● **Set task**
Reproduce verbatim the stretch from the first of the entries below through the line containing "sdgs-line: 9・12 (1136, 824, 1200, 849)", with both ends included.

● **Data**

* start *

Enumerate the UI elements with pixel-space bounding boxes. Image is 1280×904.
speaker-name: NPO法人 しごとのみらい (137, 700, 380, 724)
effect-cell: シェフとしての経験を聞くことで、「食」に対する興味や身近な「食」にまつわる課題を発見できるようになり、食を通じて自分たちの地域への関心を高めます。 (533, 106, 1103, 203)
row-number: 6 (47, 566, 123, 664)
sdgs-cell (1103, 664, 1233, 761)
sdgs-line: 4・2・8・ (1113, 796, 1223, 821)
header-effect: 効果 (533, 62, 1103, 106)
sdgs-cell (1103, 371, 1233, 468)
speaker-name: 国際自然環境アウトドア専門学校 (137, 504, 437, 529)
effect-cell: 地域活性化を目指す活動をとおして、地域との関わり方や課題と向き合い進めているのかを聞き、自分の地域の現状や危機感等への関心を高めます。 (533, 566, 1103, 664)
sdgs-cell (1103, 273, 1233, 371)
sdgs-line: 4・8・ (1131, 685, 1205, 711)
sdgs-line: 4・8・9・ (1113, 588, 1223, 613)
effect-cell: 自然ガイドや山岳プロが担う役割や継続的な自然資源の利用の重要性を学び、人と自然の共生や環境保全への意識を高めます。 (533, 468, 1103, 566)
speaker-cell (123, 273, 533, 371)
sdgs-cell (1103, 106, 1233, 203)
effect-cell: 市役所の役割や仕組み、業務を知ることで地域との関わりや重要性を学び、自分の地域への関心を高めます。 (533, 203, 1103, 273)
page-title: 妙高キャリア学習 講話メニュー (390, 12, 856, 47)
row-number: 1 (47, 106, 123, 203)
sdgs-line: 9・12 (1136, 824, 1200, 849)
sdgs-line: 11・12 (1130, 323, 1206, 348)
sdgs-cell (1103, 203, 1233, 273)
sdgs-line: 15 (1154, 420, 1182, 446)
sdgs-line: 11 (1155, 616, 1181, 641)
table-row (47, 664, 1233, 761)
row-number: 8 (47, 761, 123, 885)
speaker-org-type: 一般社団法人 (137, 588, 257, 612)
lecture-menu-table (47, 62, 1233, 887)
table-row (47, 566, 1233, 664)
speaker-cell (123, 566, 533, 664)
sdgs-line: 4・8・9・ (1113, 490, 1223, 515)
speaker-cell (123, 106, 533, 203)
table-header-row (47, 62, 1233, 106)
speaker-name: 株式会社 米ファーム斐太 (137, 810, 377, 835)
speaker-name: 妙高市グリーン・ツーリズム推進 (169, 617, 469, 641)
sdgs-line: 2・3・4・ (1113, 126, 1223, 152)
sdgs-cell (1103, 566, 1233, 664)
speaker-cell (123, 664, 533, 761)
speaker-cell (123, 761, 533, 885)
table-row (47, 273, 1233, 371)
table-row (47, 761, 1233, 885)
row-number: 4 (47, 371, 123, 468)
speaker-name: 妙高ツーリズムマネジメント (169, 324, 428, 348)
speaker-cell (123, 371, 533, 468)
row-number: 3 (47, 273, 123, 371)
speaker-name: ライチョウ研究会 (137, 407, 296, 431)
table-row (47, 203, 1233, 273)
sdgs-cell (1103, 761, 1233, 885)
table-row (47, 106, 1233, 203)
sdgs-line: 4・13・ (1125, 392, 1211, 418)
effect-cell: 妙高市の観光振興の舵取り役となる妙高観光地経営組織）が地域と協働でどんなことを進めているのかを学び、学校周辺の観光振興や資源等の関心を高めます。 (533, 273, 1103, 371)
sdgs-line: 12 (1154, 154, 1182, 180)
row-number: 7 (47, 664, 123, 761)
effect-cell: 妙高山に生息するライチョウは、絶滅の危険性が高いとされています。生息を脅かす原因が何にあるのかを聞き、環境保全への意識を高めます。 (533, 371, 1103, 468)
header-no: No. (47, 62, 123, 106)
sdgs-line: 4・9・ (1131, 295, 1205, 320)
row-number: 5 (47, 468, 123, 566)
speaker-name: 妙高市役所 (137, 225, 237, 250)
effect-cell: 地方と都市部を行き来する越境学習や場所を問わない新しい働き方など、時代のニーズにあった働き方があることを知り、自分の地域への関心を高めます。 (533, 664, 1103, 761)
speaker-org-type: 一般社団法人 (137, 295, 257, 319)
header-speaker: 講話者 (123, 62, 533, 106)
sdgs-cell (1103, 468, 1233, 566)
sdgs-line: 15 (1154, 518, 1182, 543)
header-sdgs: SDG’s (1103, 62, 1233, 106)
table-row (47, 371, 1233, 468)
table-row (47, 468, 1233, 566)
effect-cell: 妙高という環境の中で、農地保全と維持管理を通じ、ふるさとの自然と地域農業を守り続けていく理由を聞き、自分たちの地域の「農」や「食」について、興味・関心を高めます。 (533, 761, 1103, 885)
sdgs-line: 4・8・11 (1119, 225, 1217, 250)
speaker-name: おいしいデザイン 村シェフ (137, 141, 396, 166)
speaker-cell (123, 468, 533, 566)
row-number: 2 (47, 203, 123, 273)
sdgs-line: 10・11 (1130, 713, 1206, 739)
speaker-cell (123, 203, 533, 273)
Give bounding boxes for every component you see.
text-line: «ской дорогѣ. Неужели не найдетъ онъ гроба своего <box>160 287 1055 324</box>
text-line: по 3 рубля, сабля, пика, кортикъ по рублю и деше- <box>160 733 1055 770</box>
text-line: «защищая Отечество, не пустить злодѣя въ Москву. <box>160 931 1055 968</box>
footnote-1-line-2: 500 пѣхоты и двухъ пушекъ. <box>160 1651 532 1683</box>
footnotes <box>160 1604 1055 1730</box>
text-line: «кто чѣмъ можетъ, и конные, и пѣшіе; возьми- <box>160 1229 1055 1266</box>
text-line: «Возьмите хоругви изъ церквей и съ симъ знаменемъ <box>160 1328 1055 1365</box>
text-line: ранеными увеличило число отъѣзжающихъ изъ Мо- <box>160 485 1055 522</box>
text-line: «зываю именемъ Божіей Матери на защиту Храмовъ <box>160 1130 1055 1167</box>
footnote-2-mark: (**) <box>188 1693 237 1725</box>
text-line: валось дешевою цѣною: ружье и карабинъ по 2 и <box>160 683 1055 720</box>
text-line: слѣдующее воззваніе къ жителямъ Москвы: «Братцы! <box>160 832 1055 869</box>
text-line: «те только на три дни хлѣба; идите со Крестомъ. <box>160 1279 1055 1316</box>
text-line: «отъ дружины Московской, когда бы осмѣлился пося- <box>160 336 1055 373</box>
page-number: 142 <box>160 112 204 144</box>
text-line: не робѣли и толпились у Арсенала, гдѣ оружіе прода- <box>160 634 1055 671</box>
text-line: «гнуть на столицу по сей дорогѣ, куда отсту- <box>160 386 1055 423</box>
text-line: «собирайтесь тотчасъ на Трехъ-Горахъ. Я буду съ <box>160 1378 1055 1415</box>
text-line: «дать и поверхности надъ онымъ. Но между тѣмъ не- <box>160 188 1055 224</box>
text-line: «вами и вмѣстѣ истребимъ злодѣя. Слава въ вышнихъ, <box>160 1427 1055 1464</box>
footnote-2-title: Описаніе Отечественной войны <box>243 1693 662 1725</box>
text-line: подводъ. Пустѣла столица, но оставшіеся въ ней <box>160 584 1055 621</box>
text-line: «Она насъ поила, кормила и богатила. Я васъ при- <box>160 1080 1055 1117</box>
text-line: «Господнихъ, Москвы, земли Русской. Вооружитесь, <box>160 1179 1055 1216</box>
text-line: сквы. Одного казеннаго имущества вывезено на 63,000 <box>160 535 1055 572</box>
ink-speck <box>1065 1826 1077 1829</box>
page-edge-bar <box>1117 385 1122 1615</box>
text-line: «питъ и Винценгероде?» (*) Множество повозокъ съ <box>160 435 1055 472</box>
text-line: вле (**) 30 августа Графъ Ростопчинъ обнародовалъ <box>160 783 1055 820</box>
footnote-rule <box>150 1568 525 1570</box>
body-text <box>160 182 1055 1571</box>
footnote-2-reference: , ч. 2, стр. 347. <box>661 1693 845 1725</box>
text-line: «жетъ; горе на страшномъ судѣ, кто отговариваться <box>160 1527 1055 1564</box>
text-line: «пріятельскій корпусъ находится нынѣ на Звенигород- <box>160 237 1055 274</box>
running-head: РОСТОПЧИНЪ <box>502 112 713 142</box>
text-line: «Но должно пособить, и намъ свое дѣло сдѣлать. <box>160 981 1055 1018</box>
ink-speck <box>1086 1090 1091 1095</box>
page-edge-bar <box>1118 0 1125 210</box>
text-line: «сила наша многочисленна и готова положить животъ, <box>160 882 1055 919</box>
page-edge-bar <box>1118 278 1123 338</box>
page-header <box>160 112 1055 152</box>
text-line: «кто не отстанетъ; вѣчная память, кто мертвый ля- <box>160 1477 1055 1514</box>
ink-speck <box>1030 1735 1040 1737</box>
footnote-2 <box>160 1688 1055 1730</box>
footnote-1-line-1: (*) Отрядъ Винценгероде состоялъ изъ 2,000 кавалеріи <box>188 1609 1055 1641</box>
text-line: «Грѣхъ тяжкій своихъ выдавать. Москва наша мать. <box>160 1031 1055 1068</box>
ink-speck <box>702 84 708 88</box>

* end *

● **Answer below**
Enumerate the UI elements with pixel-space bounding boxes. Image is 1280×904.
speaker-name: NPO法人 しごとのみらい (137, 700, 380, 724)
effect-cell: シェフとしての経験を聞くことで、「食」に対する興味や身近な「食」にまつわる課題を発見できるようになり、食を通じて自分たちの地域への関心を高めます。 (533, 106, 1103, 203)
row-number: 6 (47, 566, 123, 664)
sdgs-cell (1103, 664, 1233, 761)
sdgs-line: 4・2・8・ (1113, 796, 1223, 821)
header-effect: 効果 (533, 62, 1103, 106)
sdgs-cell (1103, 371, 1233, 468)
speaker-name: 国際自然環境アウトドア専門学校 (137, 504, 437, 529)
effect-cell: 地域活性化を目指す活動をとおして、地域との関わり方や課題と向き合い進めているのかを聞き、自分の地域の現状や危機感等への関心を高めます。 (533, 566, 1103, 664)
sdgs-cell (1103, 273, 1233, 371)
sdgs-line: 4・8・ (1131, 685, 1205, 711)
sdgs-line: 4・8・9・ (1113, 588, 1223, 613)
effect-cell: 自然ガイドや山岳プロが担う役割や継続的な自然資源の利用の重要性を学び、人と自然の共生や環境保全への意識を高めます。 (533, 468, 1103, 566)
speaker-cell (123, 273, 533, 371)
sdgs-cell (1103, 106, 1233, 203)
effect-cell: 市役所の役割や仕組み、業務を知ることで地域との関わりや重要性を学び、自分の地域への関心を高めます。 (533, 203, 1103, 273)
page-title: 妙高キャリア学習 講話メニュー (390, 12, 856, 47)
row-number: 1 (47, 106, 123, 203)
sdgs-line: 9・12 (1136, 824, 1200, 849)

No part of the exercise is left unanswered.